# GOAL:
A verbatim copy of the records is required, with all pictures left out.

# EXERCISE MATERIAL:
======

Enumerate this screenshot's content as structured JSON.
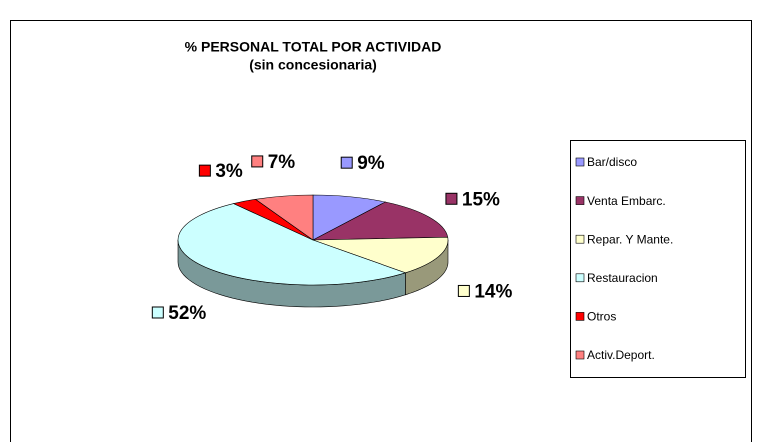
{
  "chart_data": {
    "type": "pie3d",
    "title": "% PERSONAL TOTAL POR ACTIVIDAD",
    "subtitle": "(sin concesionaria)",
    "categories": [
      "Bar/disco",
      "Venta Embarc.",
      "Repar. Y Mante.",
      "Restauracion",
      "Otros",
      "Activ.Deport."
    ],
    "values": [
      9,
      15,
      14,
      52,
      3,
      7
    ],
    "value_labels": [
      "9%",
      "15%",
      "14%",
      "52%",
      "3%",
      "7%"
    ],
    "colors": [
      "#9999ff",
      "#993366",
      "#ffffcc",
      "#ccffff",
      "#ff0000",
      "#ff8080"
    ],
    "legend": "right"
  }
}
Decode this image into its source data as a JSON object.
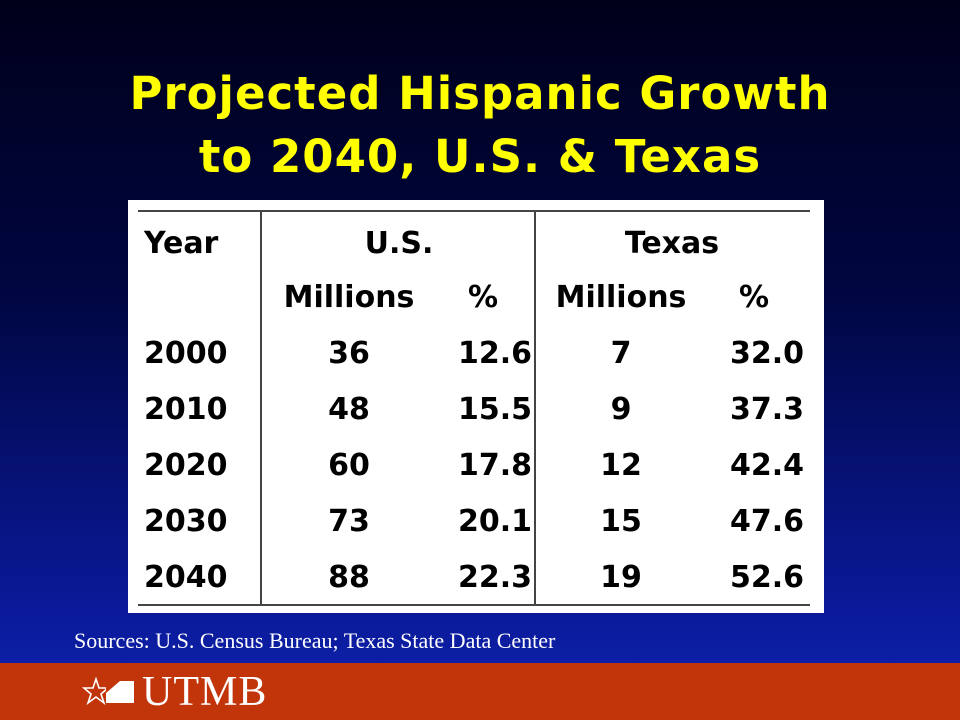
{
  "title": {
    "line1": "Projected Hispanic Growth",
    "line2": "to 2040, U.S. & Texas"
  },
  "table": {
    "header": {
      "year": "Year",
      "us": "U.S.",
      "texas": "Texas",
      "us_millions": "Millions",
      "us_percent": "%",
      "texas_millions": "Millions",
      "texas_percent": "%"
    },
    "rows": [
      {
        "year": "2000",
        "us_millions": "36",
        "us_percent": "12.6",
        "texas_millions": "7",
        "texas_percent": "32.0"
      },
      {
        "year": "2010",
        "us_millions": "48",
        "us_percent": "15.5",
        "texas_millions": "9",
        "texas_percent": "37.3"
      },
      {
        "year": "2020",
        "us_millions": "60",
        "us_percent": "17.8",
        "texas_millions": "12",
        "texas_percent": "42.4"
      },
      {
        "year": "2030",
        "us_millions": "73",
        "us_percent": "20.1",
        "texas_millions": "15",
        "texas_percent": "47.6"
      },
      {
        "year": "2040",
        "us_millions": "88",
        "us_percent": "22.3",
        "texas_millions": "19",
        "texas_percent": "52.6"
      }
    ]
  },
  "source": "Sources: U.S. Census Bureau; Texas State Data Center",
  "footer": {
    "logo_text": "UTMB",
    "logo_icon": "star-flag-logo-icon"
  },
  "colors": {
    "title": "#ffff00",
    "footer_band": "#c2350a",
    "background_top": "#00001a",
    "background_bottom": "#1024b0"
  }
}
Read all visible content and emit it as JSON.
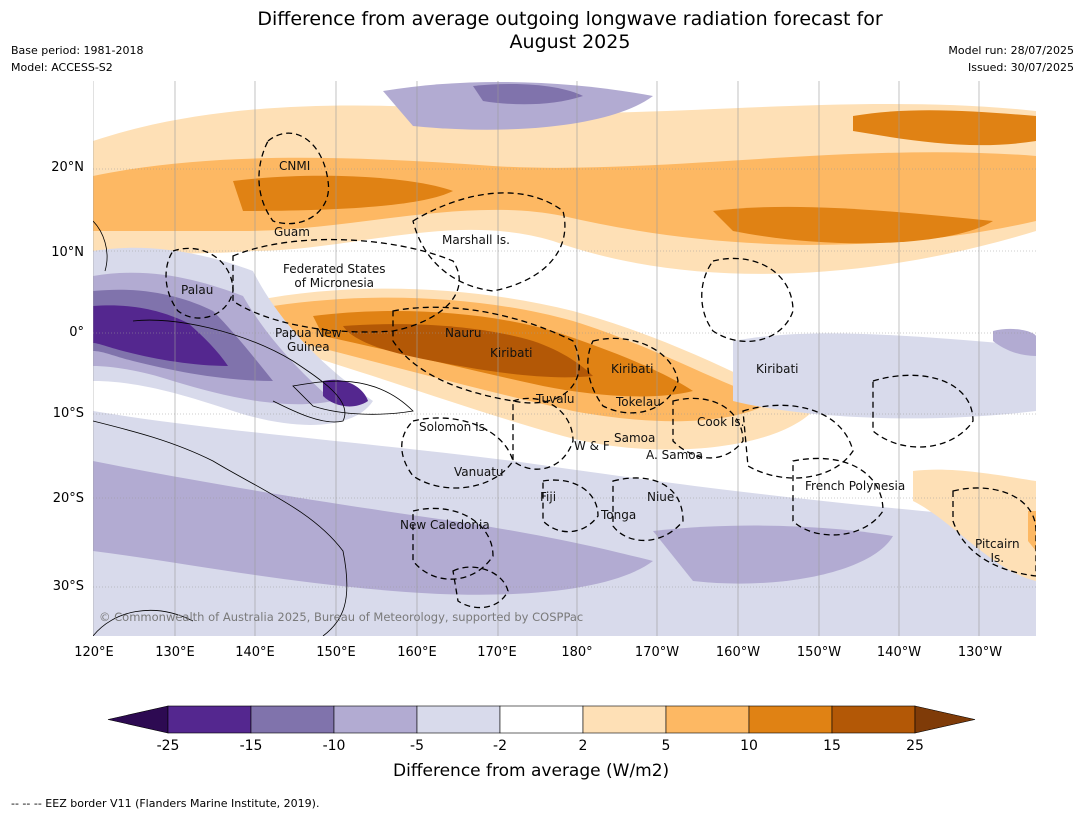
{
  "title": "Difference from average outgoing longwave radiation forecast for\nAugust 2025",
  "meta_left": [
    "Base period: 1981-2018",
    "Model: ACCESS-S2"
  ],
  "meta_right": [
    "Model run: 28/07/2025",
    "Issued: 30/07/2025"
  ],
  "lat_ticks": [
    "20°N",
    "10°N",
    "0°",
    "10°S",
    "20°S",
    "30°S"
  ],
  "lon_ticks": [
    "120°E",
    "130°E",
    "140°E",
    "150°E",
    "160°E",
    "170°E",
    "180°",
    "170°W",
    "160°W",
    "150°W",
    "140°W",
    "130°W"
  ],
  "places": [
    "CNMI",
    "Guam",
    "Marshall Is.",
    "Federated States\nof Micronesia",
    "Palau",
    "Papua New\nGuinea",
    "Nauru",
    "Kiribati",
    "Kiribati",
    "Kiribati",
    "Tuvalu",
    "Tokelau",
    "Solomon Is.",
    "Samoa",
    "Cook Is.",
    "W & F",
    "A. Samoa",
    "Vanuatu",
    "Fiji",
    "Niue",
    "French Polynesia",
    "Tonga",
    "New Caledonia",
    "Pitcairn\nIs."
  ],
  "copyright": "© Commonwealth of Australia 2025, Bureau of Meteorology, supported by COSPPac",
  "colorbar": {
    "labels": [
      "-25",
      "-15",
      "-10",
      "-5",
      "-2",
      "2",
      "5",
      "10",
      "15",
      "25"
    ],
    "colors": [
      "#2d0a52",
      "#54278f",
      "#8073ac",
      "#b2abd2",
      "#d8daeb",
      "#ffffff",
      "#fee0b6",
      "#fdb863",
      "#e08214",
      "#b35806",
      "#7f3b08"
    ],
    "title": "Difference from average (W/m2)"
  },
  "footer": "--  --  -- EEZ border V11 (Flanders Marine Institute, 2019)."
}
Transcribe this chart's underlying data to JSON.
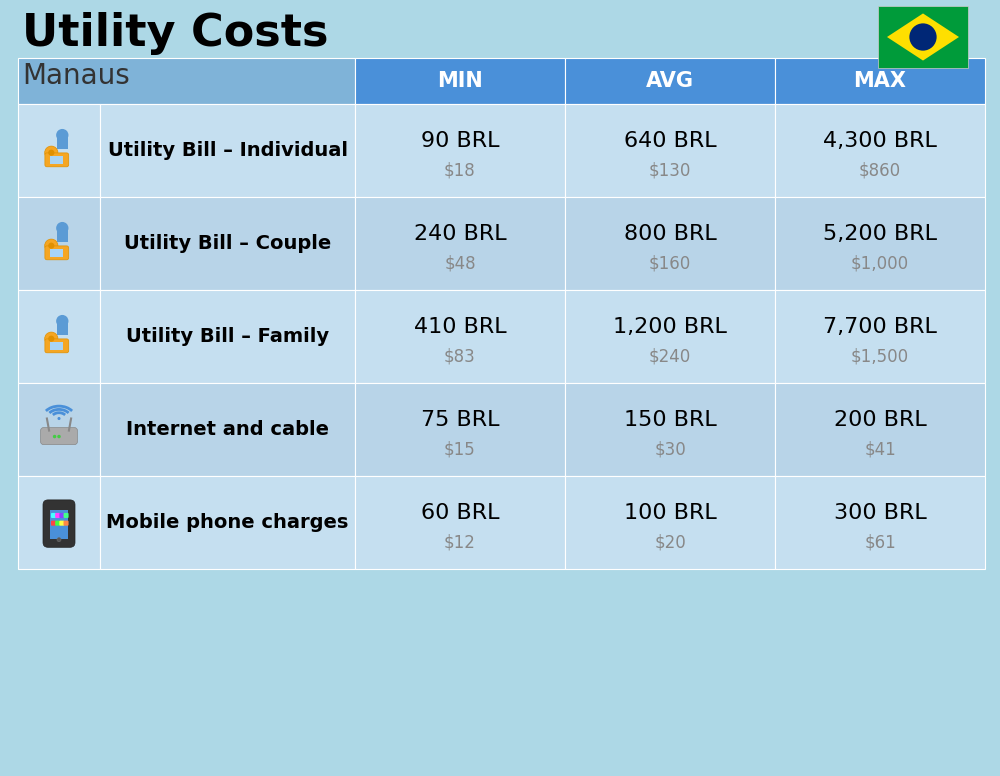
{
  "title": "Utility Costs",
  "subtitle": "Manaus",
  "background_color": "#add8e6",
  "header_bg_color": "#4a90d9",
  "header_icon_bg": "#7fb3d8",
  "header_text_color": "#ffffff",
  "row_bg_color_1": "#c5dff0",
  "row_bg_color_2": "#b8d4e8",
  "col_header_labels": [
    "MIN",
    "AVG",
    "MAX"
  ],
  "rows": [
    {
      "label": "Utility Bill – Individual",
      "icon_type": "utility",
      "min_brl": "90 BRL",
      "min_usd": "$18",
      "avg_brl": "640 BRL",
      "avg_usd": "$130",
      "max_brl": "4,300 BRL",
      "max_usd": "$860"
    },
    {
      "label": "Utility Bill – Couple",
      "icon_type": "utility",
      "min_brl": "240 BRL",
      "min_usd": "$48",
      "avg_brl": "800 BRL",
      "avg_usd": "$160",
      "max_brl": "5,200 BRL",
      "max_usd": "$1,000"
    },
    {
      "label": "Utility Bill – Family",
      "icon_type": "utility",
      "min_brl": "410 BRL",
      "min_usd": "$83",
      "avg_brl": "1,200 BRL",
      "avg_usd": "$240",
      "max_brl": "7,700 BRL",
      "max_usd": "$1,500"
    },
    {
      "label": "Internet and cable",
      "icon_type": "internet",
      "min_brl": "75 BRL",
      "min_usd": "$15",
      "avg_brl": "150 BRL",
      "avg_usd": "$30",
      "max_brl": "200 BRL",
      "max_usd": "$41"
    },
    {
      "label": "Mobile phone charges",
      "icon_type": "mobile",
      "min_brl": "60 BRL",
      "min_usd": "$12",
      "avg_brl": "100 BRL",
      "avg_usd": "$20",
      "max_brl": "300 BRL",
      "max_usd": "$61"
    }
  ],
  "title_fontsize": 32,
  "subtitle_fontsize": 20,
  "header_fontsize": 15,
  "label_fontsize": 14,
  "value_fontsize": 16,
  "usd_fontsize": 12,
  "usd_color": "#888888",
  "fig_width": 10.0,
  "fig_height": 7.76
}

======

# TASK ANSWER:
Enumerate this screenshot's content as structured JSON.
{
  "chart_data": {
    "type": "pie3d",
    "title": "% PERSONAL TOTAL POR ACTIVIDAD",
    "subtitle": "(sin concesionaria)",
    "categories": [
      "Bar/disco",
      "Venta Embarc.",
      "Repar. Y Mante.",
      "Restauracion",
      "Otros",
      "Activ.Deport."
    ],
    "values": [
      9,
      15,
      14,
      52,
      3,
      7
    ],
    "value_labels": [
      "9%",
      "15%",
      "14%",
      "52%",
      "3%",
      "7%"
    ],
    "colors": [
      "#9999ff",
      "#993366",
      "#ffffcc",
      "#ccffff",
      "#ff0000",
      "#ff8080"
    ],
    "legend": "right"
  }
}
Decode this image into its source data as a JSON object.
{
  "title": {
    "line1": "Projected Hispanic Growth",
    "line2": "to 2040, U.S. & Texas"
  },
  "table": {
    "header": {
      "year": "Year",
      "us": "U.S.",
      "texas": "Texas",
      "us_millions": "Millions",
      "us_percent": "%",
      "texas_millions": "Millions",
      "texas_percent": "%"
    },
    "rows": [
      {
        "year": "2000",
        "us_millions": "36",
        "us_percent": "12.6",
        "texas_millions": "7",
        "texas_percent": "32.0"
      },
      {
        "year": "2010",
        "us_millions": "48",
        "us_percent": "15.5",
        "texas_millions": "9",
        "texas_percent": "37.3"
      },
      {
        "year": "2020",
        "us_millions": "60",
        "us_percent": "17.8",
        "texas_millions": "12",
        "texas_percent": "42.4"
      },
      {
        "year": "2030",
        "us_millions": "73",
        "us_percent": "20.1",
        "texas_millions": "15",
        "texas_percent": "47.6"
      },
      {
        "year": "2040",
        "us_millions": "88",
        "us_percent": "22.3",
        "texas_millions": "19",
        "texas_percent": "52.6"
      }
    ]
  },
  "source": "Sources: U.S. Census Bureau; Texas State Data Center",
  "footer": {
    "logo_text": "UTMB",
    "logo_icon": "star-flag-logo-icon"
  },
  "colors": {
    "title": "#ffff00",
    "footer_band": "#c2350a",
    "background_top": "#00001a",
    "background_bottom": "#1024b0"
  }
}
Read all visible content and emit it as JSON.
{
  "title": "Difference from average outgoing longwave radiation forecast for\nAugust 2025",
  "meta_left": [
    "Base period: 1981-2018",
    "Model: ACCESS-S2"
  ],
  "meta_right": [
    "Model run: 28/07/2025",
    "Issued: 30/07/2025"
  ],
  "lat_ticks": [
    "20°N",
    "10°N",
    "0°",
    "10°S",
    "20°S",
    "30°S"
  ],
  "lon_ticks": [
    "120°E",
    "130°E",
    "140°E",
    "150°E",
    "160°E",
    "170°E",
    "180°",
    "170°W",
    "160°W",
    "150°W",
    "140°W",
    "130°W"
  ],
  "places": [
    "CNMI",
    "Guam",
    "Marshall Is.",
    "Federated States\nof Micronesia",
    "Palau",
    "Papua New\nGuinea",
    "Nauru",
    "Kiribati",
    "Kiribati",
    "Kiribati",
    "Tuvalu",
    "Tokelau",
    "Solomon Is.",
    "Samoa",
    "Cook Is.",
    "W & F",
    "A. Samoa",
    "Vanuatu",
    "Fiji",
    "Niue",
    "French Polynesia",
    "Tonga",
    "New Caledonia",
    "Pitcairn\nIs."
  ],
  "copyright": "© Commonwealth of Australia 2025, Bureau of Meteorology, supported by COSPPac",
  "colorbar": {
    "labels": [
      "-25",
      "-15",
      "-10",
      "-5",
      "-2",
      "2",
      "5",
      "10",
      "15",
      "25"
    ],
    "colors": [
      "#2d0a52",
      "#54278f",
      "#8073ac",
      "#b2abd2",
      "#d8daeb",
      "#ffffff",
      "#fee0b6",
      "#fdb863",
      "#e08214",
      "#b35806",
      "#7f3b08"
    ],
    "title": "Difference from average (W/m2)"
  },
  "footer": "--  --  -- EEZ border V11 (Flanders Marine Institute, 2019)."
}
Transcribe this chart's underlying data to JSON.
{
  "title": "Utility Costs",
  "subtitle": "Manaus",
  "background_color": "#add8e6",
  "header_bg_color": "#4a90d9",
  "header_icon_bg": "#7fb3d8",
  "header_text_color": "#ffffff",
  "row_bg_color_1": "#c5dff0",
  "row_bg_color_2": "#b8d4e8",
  "col_header_labels": [
    "MIN",
    "AVG",
    "MAX"
  ],
  "rows": [
    {
      "label": "Utility Bill – Individual",
      "icon_type": "utility",
      "min_brl": "90 BRL",
      "min_usd": "$18",
      "avg_brl": "640 BRL",
      "avg_usd": "$130",
      "max_brl": "4,300 BRL",
      "max_usd": "$860"
    },
    {
      "label": "Utility Bill – Couple",
      "icon_type": "utility",
      "min_brl": "240 BRL",
      "min_usd": "$48",
      "avg_brl": "800 BRL",
      "avg_usd": "$160",
      "max_brl": "5,200 BRL",
      "max_usd": "$1,000"
    },
    {
      "label": "Utility Bill – Family",
      "icon_type": "utility",
      "min_brl": "410 BRL",
      "min_usd": "$83",
      "avg_brl": "1,200 BRL",
      "avg_usd": "$240",
      "max_brl": "7,700 BRL",
      "max_usd": "$1,500"
    },
    {
      "label": "Internet and cable",
      "icon_type": "internet",
      "min_brl": "75 BRL",
      "min_usd": "$15",
      "avg_brl": "150 BRL",
      "avg_usd": "$30",
      "max_brl": "200 BRL",
      "max_usd": "$41"
    },
    {
      "label": "Mobile phone charges",
      "icon_type": "mobile",
      "min_brl": "60 BRL",
      "min_usd": "$12",
      "avg_brl": "100 BRL",
      "avg_usd": "$20",
      "max_brl": "300 BRL",
      "max_usd": "$61"
    }
  ],
  "title_fontsize": 32,
  "subtitle_fontsize": 20,
  "header_fontsize": 15,
  "label_fontsize": 14,
  "value_fontsize": 16,
  "usd_fontsize": 12,
  "usd_color": "#888888",
  "fig_width": 10.0,
  "fig_height": 7.76
}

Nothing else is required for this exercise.